• GIVEN REQUEST:
Give the number of lines below that contain "several", with no other output.

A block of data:
-- BEGIN --

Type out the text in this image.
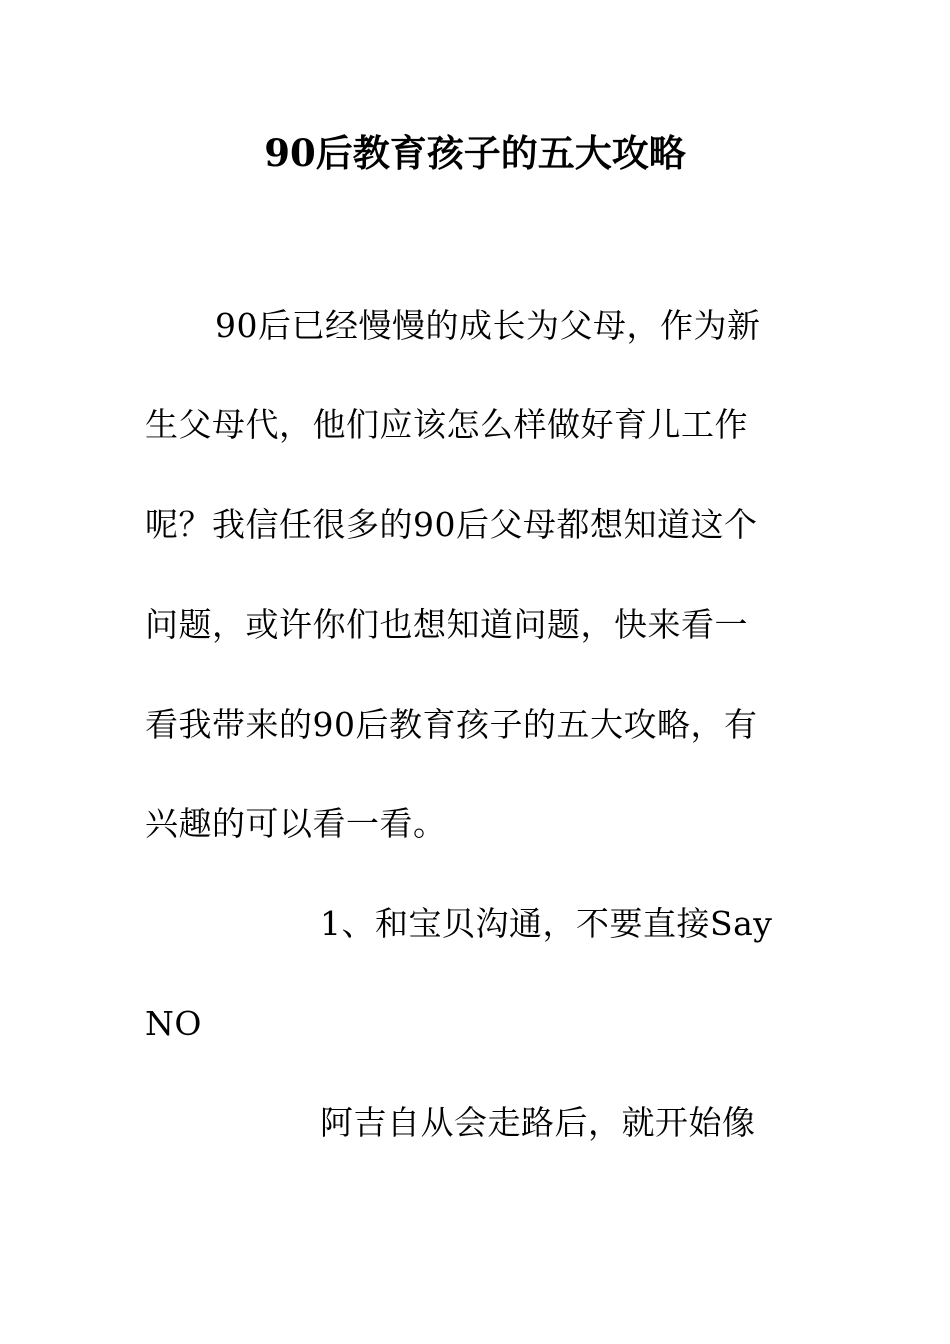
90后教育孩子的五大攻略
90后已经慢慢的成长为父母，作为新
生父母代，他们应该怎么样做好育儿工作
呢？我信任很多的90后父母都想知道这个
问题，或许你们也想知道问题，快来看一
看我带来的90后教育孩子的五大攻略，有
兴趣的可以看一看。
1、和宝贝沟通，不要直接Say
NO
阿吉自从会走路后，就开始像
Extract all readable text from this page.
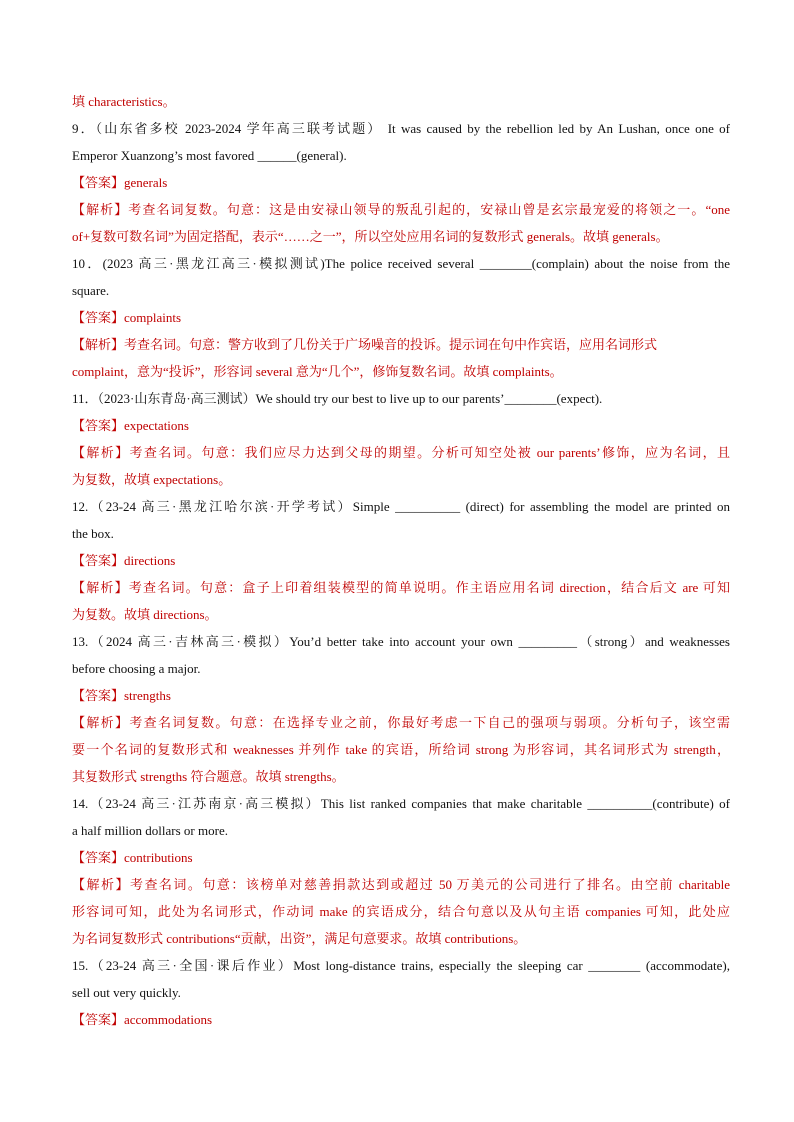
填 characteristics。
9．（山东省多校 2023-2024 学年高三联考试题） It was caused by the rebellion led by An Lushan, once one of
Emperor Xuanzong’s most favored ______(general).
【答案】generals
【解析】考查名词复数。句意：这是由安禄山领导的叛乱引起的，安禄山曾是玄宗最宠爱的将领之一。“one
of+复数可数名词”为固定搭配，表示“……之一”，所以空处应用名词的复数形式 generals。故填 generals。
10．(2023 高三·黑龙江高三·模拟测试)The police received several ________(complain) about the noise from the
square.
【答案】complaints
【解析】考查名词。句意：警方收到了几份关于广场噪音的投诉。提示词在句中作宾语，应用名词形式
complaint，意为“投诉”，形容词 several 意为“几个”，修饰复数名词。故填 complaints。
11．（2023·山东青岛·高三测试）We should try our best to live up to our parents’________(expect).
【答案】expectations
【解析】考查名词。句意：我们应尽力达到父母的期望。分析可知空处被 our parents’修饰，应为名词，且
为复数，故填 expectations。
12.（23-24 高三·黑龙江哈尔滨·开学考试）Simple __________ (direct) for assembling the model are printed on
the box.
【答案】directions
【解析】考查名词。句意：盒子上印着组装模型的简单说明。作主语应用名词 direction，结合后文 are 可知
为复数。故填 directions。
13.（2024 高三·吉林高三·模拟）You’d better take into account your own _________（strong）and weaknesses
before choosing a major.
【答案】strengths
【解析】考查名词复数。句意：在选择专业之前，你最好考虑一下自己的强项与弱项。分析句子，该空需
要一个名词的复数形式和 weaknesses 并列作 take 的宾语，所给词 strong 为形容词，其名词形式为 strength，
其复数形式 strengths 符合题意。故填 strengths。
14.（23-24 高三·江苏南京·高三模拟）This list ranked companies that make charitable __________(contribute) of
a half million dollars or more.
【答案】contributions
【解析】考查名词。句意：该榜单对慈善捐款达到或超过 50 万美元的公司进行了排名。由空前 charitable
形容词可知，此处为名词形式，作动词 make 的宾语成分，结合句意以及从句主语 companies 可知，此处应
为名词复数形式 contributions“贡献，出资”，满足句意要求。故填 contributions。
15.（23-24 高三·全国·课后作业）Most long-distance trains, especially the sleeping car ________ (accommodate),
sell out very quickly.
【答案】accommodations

-- END --
-- BEGIN --

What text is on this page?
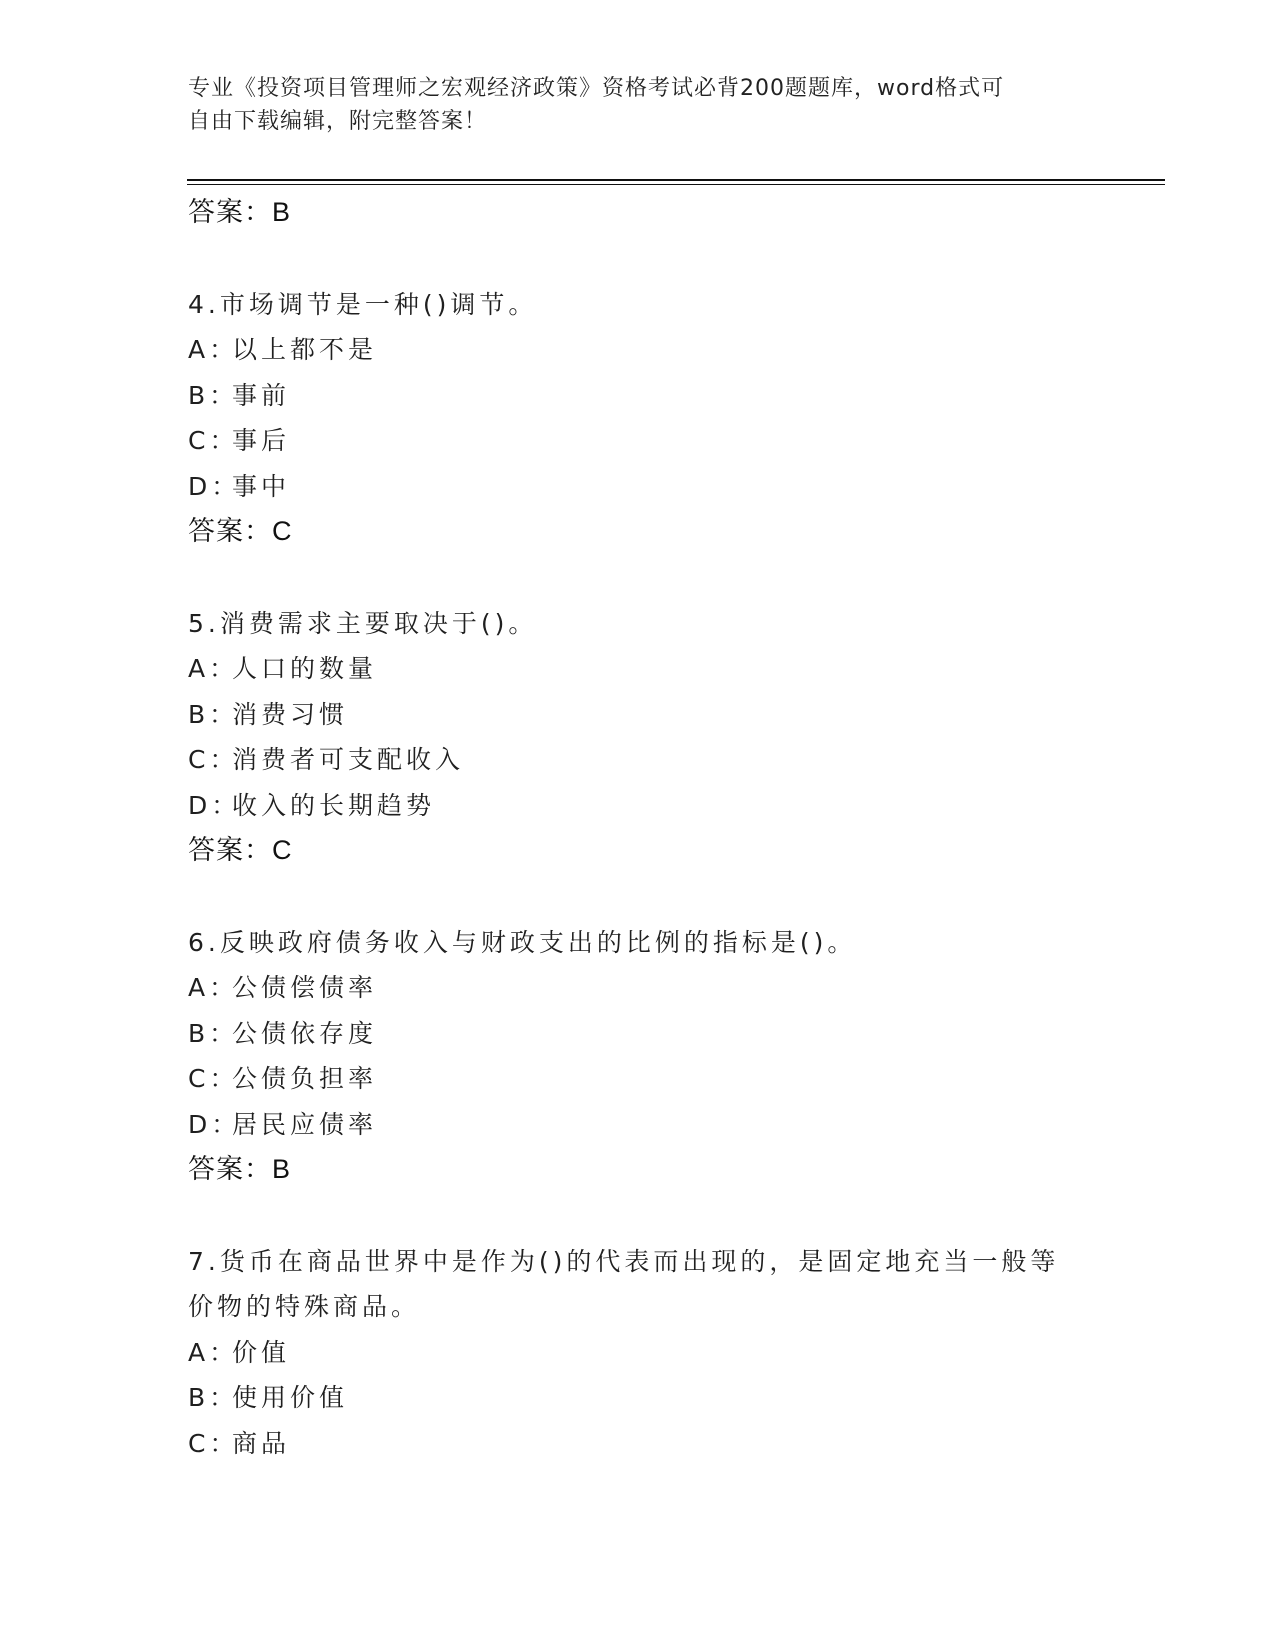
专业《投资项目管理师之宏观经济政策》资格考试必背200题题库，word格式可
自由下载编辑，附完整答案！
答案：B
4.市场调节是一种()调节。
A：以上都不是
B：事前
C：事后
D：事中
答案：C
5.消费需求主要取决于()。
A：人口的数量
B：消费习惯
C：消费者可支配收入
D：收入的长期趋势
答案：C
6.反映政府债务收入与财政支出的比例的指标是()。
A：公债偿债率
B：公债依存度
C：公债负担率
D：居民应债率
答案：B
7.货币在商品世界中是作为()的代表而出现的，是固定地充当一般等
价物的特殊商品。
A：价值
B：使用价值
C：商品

-- END --

• RESULT:
2